Provided passage

Per 2006 census, there were totally 54,593 economically active people in the district. There were 20,225 government employees, 6,585 employers, 23,074 first level workers and 024 second level workers. There were 9,586 workers in state administration, 7,212 in agriculture, animal husbandry and forestry, 7,621 in agriculture & hunting, 8,715 in education, 8,517 in private enterprises, 1,820 in health & social work, 4,340 in production, 9,931 in technical work and 492 service workers. The total enrollment in schools was 61,849 and the number of people above secondary stage and less than graduation was 3,882.
As per the report from World Health Organization (WHO), there were 2 communicable disease centres, 4 dental clinics, 2 general clinics, 0 in-patient clinics, 10 out-patient clinics, 27 pharmacies, 47 PHC centres, 1 polyclinics, 1 rural clinics and 0 specialized clinics.

==Administrative subdivisions==
As of the 2007 reorganization, Al Wahat District was subdivided into seventeen Basic People's Congresses, namely, Zueitina, East Ajdabiya, West Ajdabiya, North Ajdabiya, Brega, Bashir, Sultan, al`Arqub, El Agheila, Albydan, Antalat, Marsa Brega, Alguenan, Awjila, Jalu, Jikharra and Maradah. The following major towns are located within Al Wahat District, as of 2007: Ajdabiya, Awjila, Labba, El Agheila, Jalu, Jikharra and Sultan.

Task item A
From the Al Wahat District text, list every major town it names as located within the district as of 2007.
Task item B
Swap "government employees" for "public servants" in the Al Wahat District text and give the passage again, starting with "Per 2006 census, there" and going on through "graduation was 3,882.".
Task item C
Answer these questions from the Al Wahat District text:
(i) How many pharmacies does the WHO report count?
(ii) Into how many Basic People's Congresses was the district subdivided as of the 2007 reorganization?
(iii) What was the total enrollment in schools?

Source information
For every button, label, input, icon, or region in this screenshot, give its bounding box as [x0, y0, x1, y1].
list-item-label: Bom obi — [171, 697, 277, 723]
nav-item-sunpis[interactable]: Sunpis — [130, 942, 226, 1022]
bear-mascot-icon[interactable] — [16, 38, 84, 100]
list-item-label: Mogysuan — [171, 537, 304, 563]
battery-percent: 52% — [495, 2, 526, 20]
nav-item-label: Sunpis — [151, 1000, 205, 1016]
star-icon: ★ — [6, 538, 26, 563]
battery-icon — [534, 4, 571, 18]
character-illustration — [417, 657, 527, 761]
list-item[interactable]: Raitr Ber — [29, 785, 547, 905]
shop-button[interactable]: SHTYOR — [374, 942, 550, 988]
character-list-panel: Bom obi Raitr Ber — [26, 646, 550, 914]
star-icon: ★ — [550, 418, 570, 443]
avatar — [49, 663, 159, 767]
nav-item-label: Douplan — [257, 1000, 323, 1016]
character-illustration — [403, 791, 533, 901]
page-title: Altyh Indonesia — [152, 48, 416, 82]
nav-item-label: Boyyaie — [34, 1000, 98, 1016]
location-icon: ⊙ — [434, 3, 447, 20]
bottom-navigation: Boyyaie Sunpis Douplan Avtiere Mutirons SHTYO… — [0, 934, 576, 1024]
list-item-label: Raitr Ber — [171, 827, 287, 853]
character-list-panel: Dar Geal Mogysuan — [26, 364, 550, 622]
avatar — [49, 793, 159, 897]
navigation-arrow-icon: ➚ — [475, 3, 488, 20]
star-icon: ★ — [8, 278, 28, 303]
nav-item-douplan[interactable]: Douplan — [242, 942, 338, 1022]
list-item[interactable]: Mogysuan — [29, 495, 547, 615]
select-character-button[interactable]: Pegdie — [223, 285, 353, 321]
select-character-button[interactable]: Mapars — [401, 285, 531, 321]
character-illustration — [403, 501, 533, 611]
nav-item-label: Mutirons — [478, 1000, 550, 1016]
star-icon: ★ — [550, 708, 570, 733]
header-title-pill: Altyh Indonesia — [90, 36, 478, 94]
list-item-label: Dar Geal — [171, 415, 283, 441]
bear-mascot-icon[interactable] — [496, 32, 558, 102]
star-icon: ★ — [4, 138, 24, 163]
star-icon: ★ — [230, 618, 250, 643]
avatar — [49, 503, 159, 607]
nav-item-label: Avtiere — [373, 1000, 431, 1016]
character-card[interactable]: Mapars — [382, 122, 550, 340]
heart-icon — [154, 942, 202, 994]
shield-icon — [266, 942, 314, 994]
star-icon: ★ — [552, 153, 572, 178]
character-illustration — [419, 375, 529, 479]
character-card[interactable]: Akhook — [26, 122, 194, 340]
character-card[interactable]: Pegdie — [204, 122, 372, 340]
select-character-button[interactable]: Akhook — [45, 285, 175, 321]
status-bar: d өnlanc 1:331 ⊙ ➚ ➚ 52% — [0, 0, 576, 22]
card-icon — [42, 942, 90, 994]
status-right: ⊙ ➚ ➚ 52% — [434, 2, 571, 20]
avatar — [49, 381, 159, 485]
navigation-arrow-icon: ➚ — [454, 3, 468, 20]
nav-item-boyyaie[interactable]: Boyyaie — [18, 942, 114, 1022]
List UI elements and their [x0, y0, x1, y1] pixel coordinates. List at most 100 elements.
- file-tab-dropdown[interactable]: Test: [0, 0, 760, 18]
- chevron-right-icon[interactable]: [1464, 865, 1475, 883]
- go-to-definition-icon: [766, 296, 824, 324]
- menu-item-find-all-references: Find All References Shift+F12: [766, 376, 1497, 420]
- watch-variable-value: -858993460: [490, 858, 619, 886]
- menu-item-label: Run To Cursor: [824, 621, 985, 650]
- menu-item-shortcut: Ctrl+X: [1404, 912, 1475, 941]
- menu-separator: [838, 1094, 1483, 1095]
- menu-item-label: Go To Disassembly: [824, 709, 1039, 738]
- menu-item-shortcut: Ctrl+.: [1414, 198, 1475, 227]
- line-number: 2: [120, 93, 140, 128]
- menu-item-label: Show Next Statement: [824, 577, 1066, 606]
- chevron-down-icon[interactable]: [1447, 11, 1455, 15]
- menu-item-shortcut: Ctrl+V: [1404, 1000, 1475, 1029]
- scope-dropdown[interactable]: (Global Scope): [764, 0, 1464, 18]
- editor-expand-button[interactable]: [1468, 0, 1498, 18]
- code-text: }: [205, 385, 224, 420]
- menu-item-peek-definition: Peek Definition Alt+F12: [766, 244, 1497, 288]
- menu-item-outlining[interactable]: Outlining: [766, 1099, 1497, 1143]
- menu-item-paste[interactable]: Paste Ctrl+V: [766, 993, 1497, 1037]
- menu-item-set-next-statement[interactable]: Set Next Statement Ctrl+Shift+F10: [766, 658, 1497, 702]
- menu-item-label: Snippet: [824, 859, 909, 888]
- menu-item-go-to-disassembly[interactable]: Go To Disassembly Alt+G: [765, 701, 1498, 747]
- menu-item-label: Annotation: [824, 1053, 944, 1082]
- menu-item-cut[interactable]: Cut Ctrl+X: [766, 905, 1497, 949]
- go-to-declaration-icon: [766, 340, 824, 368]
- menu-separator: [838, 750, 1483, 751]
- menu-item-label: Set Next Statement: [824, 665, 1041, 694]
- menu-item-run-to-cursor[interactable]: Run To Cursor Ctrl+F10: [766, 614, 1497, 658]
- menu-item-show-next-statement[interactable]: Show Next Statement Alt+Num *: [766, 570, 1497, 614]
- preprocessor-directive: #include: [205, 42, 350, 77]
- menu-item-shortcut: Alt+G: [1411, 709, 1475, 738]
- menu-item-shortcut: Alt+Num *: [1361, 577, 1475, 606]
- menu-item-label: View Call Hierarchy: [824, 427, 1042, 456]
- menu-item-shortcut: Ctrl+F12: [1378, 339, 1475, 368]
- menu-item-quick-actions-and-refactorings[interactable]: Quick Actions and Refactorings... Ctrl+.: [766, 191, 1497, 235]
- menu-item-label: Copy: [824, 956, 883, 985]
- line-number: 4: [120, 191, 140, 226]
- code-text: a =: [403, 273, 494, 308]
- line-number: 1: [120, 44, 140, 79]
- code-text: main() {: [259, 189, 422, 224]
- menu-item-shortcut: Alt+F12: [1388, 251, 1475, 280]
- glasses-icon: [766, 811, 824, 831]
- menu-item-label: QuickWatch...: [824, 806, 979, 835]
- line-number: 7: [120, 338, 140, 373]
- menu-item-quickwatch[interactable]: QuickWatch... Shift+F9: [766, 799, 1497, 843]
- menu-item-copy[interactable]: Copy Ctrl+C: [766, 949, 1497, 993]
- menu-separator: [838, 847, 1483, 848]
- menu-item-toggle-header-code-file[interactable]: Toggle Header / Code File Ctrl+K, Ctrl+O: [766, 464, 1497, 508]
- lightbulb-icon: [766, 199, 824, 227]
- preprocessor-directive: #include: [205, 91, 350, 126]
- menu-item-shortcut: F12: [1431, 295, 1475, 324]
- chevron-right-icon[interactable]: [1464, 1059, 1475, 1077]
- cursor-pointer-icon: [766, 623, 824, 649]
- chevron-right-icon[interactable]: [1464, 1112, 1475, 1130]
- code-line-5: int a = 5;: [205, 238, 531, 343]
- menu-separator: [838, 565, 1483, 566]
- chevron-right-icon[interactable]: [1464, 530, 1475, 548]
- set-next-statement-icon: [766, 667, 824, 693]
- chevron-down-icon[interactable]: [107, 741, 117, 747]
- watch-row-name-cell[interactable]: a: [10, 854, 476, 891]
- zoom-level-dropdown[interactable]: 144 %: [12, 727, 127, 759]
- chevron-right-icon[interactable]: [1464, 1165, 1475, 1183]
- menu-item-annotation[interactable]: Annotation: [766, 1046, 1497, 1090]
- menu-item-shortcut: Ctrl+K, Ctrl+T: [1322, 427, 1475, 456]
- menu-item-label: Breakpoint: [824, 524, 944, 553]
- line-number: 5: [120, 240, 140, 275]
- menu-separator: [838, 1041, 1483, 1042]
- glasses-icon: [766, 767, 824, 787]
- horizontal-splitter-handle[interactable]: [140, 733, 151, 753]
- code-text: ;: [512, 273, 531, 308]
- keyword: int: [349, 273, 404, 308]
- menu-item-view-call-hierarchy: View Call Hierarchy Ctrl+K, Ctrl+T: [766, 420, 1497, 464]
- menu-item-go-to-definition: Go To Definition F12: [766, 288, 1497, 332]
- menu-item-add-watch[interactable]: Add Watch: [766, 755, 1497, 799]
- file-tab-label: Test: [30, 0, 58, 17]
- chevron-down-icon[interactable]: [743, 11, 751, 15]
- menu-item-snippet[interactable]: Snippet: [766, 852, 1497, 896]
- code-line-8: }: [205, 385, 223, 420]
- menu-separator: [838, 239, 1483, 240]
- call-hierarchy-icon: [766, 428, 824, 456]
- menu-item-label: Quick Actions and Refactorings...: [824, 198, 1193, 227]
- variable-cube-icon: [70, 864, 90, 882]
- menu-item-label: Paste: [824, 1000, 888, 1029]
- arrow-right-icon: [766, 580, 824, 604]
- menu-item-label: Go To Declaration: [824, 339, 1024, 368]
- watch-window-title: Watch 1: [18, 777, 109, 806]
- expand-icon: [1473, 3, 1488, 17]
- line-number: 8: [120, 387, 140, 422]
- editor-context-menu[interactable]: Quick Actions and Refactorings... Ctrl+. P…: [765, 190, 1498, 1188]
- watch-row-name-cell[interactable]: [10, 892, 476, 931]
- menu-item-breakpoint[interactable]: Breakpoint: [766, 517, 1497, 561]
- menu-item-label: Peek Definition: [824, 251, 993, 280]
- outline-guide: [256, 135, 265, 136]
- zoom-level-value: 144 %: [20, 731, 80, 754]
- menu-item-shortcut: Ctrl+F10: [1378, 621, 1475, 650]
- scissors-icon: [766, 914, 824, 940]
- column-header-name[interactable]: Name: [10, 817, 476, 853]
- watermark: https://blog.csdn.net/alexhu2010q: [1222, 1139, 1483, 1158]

Task result A
Ajdabiya, Awjila, Labba, El Agheila, Jalu, Jikharra, Sultan

Task result B
Per 2006 census, there were totally 54,593 economically active people in the district. There were 20,225 public servants, 6,585 employers, 23,074 first level workers and 024 second level workers. There were 9,586 workers in state administration, 7,212 in agriculture, animal husbandry and forestry, 7,621 in agriculture & hunting, 8,715 in education, 8,517 in private enterprises, 1,820 in health & social work, 4,340 in production, 9,931 in technical work and 492 service workers. The total enrollment in schools was 61,849 and the number of people above secondary stage and less than graduation was 3,882.

Task result C
(i) 27
(ii) Seventeen
(iii) 61,849